YOUR GOAL -> Repeat every line of the material, character for character.

[Records contained in a dataset]
-- START --
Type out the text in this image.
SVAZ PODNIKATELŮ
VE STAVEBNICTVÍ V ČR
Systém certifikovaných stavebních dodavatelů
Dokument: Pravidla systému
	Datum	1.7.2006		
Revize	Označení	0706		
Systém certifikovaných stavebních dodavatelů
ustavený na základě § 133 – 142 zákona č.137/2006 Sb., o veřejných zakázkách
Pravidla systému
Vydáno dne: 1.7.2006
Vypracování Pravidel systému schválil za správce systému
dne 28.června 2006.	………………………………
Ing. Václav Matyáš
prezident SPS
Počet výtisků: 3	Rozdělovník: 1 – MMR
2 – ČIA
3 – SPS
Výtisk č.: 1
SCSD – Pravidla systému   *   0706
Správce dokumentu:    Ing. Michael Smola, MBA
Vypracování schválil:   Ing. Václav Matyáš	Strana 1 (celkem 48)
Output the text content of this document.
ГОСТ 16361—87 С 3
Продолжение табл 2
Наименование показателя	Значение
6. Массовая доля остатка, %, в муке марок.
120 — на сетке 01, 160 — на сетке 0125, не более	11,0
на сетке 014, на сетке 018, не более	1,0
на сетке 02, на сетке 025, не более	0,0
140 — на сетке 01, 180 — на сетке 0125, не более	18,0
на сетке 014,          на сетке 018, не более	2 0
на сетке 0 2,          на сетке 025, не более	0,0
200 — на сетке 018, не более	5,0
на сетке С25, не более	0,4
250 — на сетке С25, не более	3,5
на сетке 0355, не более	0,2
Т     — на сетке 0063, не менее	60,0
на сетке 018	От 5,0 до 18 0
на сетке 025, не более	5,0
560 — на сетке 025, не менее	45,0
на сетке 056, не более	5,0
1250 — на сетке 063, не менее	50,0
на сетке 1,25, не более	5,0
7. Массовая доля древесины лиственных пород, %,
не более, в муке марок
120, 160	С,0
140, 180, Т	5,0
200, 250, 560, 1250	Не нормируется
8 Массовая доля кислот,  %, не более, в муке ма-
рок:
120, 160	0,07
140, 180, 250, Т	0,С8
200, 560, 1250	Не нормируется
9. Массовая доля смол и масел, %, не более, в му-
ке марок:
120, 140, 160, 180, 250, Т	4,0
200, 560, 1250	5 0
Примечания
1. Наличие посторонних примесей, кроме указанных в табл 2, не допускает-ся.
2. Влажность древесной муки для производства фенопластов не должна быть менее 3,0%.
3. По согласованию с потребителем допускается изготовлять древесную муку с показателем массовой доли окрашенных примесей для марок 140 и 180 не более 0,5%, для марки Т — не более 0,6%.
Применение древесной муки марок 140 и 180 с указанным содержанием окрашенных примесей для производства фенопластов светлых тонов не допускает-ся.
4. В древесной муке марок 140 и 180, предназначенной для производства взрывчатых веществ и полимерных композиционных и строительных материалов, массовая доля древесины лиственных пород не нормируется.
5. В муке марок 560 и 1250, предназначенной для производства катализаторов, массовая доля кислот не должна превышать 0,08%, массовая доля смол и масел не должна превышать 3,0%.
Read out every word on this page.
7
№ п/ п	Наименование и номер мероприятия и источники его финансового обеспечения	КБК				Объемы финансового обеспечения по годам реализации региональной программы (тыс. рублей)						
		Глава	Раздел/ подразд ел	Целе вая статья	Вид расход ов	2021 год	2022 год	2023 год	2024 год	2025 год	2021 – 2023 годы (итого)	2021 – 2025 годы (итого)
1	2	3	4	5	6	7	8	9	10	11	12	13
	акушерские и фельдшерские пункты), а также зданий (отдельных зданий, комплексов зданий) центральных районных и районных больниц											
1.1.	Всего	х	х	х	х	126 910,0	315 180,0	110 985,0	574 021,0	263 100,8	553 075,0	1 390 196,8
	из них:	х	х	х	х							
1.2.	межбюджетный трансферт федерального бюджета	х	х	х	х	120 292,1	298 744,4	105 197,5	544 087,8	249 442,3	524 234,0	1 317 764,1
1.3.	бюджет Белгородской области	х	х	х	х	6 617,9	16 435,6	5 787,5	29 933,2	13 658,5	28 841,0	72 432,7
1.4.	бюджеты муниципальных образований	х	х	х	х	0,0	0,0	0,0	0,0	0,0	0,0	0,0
-- END --
CORRECT OUTPUT ->
Type out the text in this image.
SVAZ PODNIKATELŮ
VE STAVEBNICTVÍ V ČR
Systém certifikovaných stavebních dodavatelů
Dokument: Pravidla systému
	Datum	1.7.2006		
Revize	Označení	0706		
Systém certifikovaných stavebních dodavatelů
ustavený na základě § 133 – 142 zákona č.137/2006 Sb., o veřejných zakázkách
Pravidla systému
Vydáno dne: 1.7.2006
Vypracování Pravidel systému schválil za správce systému
dne 28.června 2006.	………………………………
Ing. Václav Matyáš
prezident SPS
Počet výtisků: 3	Rozdělovník: 1 – MMR
2 – ČIA
3 – SPS
Výtisk č.: 1
SCSD – Pravidla systému   *   0706
Správce dokumentu:    Ing. Michael Smola, MBA
Vypracování schválil:   Ing. Václav Matyáš	Strana 1 (celkem 48)
Output the text content of this document.
ГОСТ 16361—87 С 3
Продолжение табл 2
Наименование показателя	Значение
6. Массовая доля остатка, %, в муке марок.
120 — на сетке 01, 160 — на сетке 0125, не более	11,0
на сетке 014, на сетке 018, не более	1,0
на сетке 02, на сетке 025, не более	0,0
140 — на сетке 01, 180 — на сетке 0125, не более	18,0
на сетке 014,          на сетке 018, не более	2 0
на сетке 0 2,          на сетке 025, не более	0,0
200 — на сетке 018, не более	5,0
на сетке С25, не более	0,4
250 — на сетке С25, не более	3,5
на сетке 0355, не более	0,2
Т     — на сетке 0063, не менее	60,0
на сетке 018	От 5,0 до 18 0
на сетке 025, не более	5,0
560 — на сетке 025, не менее	45,0
на сетке 056, не более	5,0
1250 — на сетке 063, не менее	50,0
на сетке 1,25, не более	5,0
7. Массовая доля древесины лиственных пород, %,
не более, в муке марок
120, 160	С,0
140, 180, Т	5,0
200, 250, 560, 1250	Не нормируется
8 Массовая доля кислот,  %, не более, в муке ма-
рок:
120, 160	0,07
140, 180, 250, Т	0,С8
200, 560, 1250	Не нормируется
9. Массовая доля смол и масел, %, не более, в му-
ке марок:
120, 140, 160, 180, 250, Т	4,0
200, 560, 1250	5 0
Примечания
1. Наличие посторонних примесей, кроме указанных в табл 2, не допускает-ся.
2. Влажность древесной муки для производства фенопластов не должна быть менее 3,0%.
3. По согласованию с потребителем допускается изготовлять древесную муку с показателем массовой доли окрашенных примесей для марок 140 и 180 не более 0,5%, для марки Т — не более 0,6%.
Применение древесной муки марок 140 и 180 с указанным содержанием окрашенных примесей для производства фенопластов светлых тонов не допускает-ся.
4. В древесной муке марок 140 и 180, предназначенной для производства взрывчатых веществ и полимерных композиционных и строительных материалов, массовая доля древесины лиственных пород не нормируется.
5. В муке марок 560 и 1250, предназначенной для производства катализаторов, массовая доля кислот не должна превышать 0,08%, массовая доля смол и масел не должна превышать 3,0%.
Read out every word on this page.
7
№ п/ п	Наименование и номер мероприятия и источники его финансового обеспечения	КБК				Объемы финансового обеспечения по годам реализации региональной программы (тыс. рублей)						
		Глава	Раздел/ подразд ел	Целе вая статья	Вид расход ов	2021 год	2022 год	2023 год	2024 год	2025 год	2021 – 2023 годы (итого)	2021 – 2025 годы (итого)
1	2	3	4	5	6	7	8	9	10	11	12	13
	акушерские и фельдшерские пункты), а также зданий (отдельных зданий, комплексов зданий) центральных районных и районных больниц											
1.1.	Всего	х	х	х	х	126 910,0	315 180,0	110 985,0	574 021,0	263 100,8	553 075,0	1 390 196,8
	из них:	х	х	х	х							
1.2.	межбюджетный трансферт федерального бюджета	х	х	х	х	120 292,1	298 744,4	105 197,5	544 087,8	249 442,3	524 234,0	1 317 764,1
1.3.	бюджет Белгородской области	х	х	х	х	6 617,9	16 435,6	5 787,5	29 933,2	13 658,5	28 841,0	72 432,7
1.4.	бюджеты муниципальных образований	х	х	х	х	0,0	0,0	0,0	0,0	0,0	0,0	0,0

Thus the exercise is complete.